Can you copy the lines from the one that contains "What's the underlying" through the end of the material below, exactly and with nothing else?
————
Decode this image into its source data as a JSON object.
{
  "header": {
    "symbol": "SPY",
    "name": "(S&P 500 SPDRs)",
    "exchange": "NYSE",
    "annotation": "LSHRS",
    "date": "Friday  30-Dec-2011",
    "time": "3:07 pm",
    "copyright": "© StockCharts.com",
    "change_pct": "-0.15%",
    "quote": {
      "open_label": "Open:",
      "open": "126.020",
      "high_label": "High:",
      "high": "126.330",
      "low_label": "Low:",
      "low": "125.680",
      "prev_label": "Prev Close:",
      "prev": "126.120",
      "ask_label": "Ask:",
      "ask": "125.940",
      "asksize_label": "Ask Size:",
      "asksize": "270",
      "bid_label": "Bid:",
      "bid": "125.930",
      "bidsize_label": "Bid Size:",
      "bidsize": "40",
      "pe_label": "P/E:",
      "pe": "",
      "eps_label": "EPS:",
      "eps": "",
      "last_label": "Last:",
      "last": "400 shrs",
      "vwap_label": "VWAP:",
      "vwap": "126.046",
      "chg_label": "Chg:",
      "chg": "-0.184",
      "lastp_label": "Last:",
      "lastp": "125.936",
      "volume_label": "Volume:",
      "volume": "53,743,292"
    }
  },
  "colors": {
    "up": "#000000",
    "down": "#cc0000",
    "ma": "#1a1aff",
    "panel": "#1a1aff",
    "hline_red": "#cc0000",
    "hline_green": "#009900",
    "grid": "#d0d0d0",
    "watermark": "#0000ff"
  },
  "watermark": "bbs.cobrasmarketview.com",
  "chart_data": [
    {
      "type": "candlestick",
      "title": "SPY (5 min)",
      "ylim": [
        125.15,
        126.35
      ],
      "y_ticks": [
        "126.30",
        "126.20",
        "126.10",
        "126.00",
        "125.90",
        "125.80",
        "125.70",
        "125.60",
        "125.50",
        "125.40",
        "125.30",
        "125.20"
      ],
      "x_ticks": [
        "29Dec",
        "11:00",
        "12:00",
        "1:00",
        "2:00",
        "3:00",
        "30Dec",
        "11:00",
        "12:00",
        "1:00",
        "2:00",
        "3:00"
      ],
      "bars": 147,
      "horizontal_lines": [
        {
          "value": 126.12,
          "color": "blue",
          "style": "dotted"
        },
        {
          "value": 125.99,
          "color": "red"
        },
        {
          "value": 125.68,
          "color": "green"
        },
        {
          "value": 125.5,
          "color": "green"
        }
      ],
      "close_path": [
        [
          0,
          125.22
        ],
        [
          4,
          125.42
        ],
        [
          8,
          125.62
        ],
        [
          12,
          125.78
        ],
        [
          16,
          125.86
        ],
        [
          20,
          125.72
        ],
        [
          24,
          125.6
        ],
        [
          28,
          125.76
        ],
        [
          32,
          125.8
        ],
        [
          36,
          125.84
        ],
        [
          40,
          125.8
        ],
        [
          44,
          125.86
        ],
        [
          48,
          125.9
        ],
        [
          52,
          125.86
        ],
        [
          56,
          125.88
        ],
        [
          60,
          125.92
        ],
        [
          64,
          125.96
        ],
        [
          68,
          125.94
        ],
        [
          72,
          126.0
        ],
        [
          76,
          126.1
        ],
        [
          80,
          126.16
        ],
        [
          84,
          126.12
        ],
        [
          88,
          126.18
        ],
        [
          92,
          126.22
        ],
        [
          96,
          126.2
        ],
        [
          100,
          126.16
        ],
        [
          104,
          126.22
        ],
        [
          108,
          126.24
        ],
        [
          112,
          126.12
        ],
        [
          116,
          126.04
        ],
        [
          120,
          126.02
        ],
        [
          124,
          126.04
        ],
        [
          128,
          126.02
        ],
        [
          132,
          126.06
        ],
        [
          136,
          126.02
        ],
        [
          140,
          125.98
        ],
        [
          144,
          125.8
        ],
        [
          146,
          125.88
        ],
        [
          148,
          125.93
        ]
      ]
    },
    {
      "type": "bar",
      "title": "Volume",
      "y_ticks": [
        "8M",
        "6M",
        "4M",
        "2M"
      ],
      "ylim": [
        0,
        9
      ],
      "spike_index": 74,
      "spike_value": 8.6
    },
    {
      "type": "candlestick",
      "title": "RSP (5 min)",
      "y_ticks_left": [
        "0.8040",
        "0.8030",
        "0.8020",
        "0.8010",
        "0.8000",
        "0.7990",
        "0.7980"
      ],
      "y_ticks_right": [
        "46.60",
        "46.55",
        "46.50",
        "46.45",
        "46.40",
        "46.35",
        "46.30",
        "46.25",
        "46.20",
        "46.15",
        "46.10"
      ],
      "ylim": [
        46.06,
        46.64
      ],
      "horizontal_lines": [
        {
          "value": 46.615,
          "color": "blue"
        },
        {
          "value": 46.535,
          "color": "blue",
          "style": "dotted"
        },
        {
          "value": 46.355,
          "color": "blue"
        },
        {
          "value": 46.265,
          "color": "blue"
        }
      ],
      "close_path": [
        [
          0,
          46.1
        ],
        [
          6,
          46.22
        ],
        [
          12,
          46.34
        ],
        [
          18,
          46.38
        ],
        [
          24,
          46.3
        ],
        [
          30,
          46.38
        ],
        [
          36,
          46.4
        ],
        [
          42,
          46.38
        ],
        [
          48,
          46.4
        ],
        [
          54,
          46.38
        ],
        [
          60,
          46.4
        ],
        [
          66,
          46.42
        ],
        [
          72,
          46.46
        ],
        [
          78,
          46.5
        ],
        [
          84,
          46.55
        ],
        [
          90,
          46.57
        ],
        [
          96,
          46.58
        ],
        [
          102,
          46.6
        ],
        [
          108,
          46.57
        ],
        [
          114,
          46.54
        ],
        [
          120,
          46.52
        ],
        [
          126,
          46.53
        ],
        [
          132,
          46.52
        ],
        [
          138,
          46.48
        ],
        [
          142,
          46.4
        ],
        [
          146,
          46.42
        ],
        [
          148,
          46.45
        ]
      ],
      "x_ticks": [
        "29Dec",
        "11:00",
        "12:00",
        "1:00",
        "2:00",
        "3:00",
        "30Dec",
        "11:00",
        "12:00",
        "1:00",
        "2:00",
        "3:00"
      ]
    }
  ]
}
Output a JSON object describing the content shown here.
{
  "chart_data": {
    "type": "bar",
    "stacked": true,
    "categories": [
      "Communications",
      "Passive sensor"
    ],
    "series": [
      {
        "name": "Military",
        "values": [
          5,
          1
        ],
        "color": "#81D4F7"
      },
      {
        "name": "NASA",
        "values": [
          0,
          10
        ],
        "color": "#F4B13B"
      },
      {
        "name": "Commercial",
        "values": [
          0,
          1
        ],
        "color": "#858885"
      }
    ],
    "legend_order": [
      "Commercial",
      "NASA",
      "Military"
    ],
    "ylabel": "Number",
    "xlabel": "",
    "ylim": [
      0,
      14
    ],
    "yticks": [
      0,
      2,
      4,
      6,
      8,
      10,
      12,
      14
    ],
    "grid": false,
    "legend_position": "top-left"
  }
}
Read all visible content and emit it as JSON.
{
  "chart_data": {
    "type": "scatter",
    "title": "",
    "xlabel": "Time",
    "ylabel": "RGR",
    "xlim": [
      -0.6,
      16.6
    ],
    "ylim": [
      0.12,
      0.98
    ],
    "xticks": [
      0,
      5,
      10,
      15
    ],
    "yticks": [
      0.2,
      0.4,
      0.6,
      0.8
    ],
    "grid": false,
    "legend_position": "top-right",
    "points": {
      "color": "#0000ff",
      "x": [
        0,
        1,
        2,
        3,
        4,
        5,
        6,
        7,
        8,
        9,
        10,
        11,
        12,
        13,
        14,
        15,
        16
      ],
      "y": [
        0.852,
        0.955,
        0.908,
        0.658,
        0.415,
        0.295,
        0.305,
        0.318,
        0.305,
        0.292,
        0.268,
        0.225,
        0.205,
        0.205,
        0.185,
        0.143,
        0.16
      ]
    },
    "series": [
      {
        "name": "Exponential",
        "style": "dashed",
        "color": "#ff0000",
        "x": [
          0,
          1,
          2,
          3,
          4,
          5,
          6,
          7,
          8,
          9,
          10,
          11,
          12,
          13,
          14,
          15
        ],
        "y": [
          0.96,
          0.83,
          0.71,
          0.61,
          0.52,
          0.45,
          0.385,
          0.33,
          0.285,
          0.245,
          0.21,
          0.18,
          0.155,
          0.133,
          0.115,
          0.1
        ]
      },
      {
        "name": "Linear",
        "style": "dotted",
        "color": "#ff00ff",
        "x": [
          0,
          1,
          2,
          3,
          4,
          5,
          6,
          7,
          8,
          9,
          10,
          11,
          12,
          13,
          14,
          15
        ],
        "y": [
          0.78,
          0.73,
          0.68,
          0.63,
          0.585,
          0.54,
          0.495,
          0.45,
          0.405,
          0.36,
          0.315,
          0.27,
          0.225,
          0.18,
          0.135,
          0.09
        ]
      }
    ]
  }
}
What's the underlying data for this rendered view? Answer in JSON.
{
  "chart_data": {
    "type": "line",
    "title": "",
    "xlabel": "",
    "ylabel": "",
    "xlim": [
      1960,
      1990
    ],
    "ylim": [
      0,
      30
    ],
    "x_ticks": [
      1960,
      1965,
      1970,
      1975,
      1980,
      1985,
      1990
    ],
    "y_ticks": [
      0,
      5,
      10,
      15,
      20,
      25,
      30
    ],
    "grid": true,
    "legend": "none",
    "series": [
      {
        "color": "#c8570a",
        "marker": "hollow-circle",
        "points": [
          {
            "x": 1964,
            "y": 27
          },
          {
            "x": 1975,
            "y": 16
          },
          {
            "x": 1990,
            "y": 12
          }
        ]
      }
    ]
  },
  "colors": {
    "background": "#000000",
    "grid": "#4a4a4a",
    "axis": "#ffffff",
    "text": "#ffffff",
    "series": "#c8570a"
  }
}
————
### RESULT:
What's the underlying data for this rendered view? Answer in JSON.
{
  "chart_data": {
    "type": "line",
    "title": "",
    "xlabel": "",
    "ylabel": "",
    "xlim": [
      1960,
      1990
    ],
    "ylim": [
      0,
      30
    ],
    "x_ticks": [
      1960,
      1965,
      1970,
      1975,
      1980,
      1985,
      1990
    ],
    "y_ticks": [
      0,
      5,
      10,
      15,
      20,
      25,
      30
    ],
    "grid": true,
    "legend": "none",
    "series": [
      {
        "color": "#c8570a",
        "marker": "hollow-circle",
        "points": [
          {
            "x": 1964,
            "y": 27
          },
          {
            "x": 1975,
            "y": 16
          },
          {
            "x": 1990,
            "y": 12
          }
        ]
      }
    ]
  },
  "colors": {
    "background": "#000000",
    "grid": "#4a4a4a",
    "axis": "#ffffff",
    "text": "#ffffff",
    "series": "#c8570a"
  }
}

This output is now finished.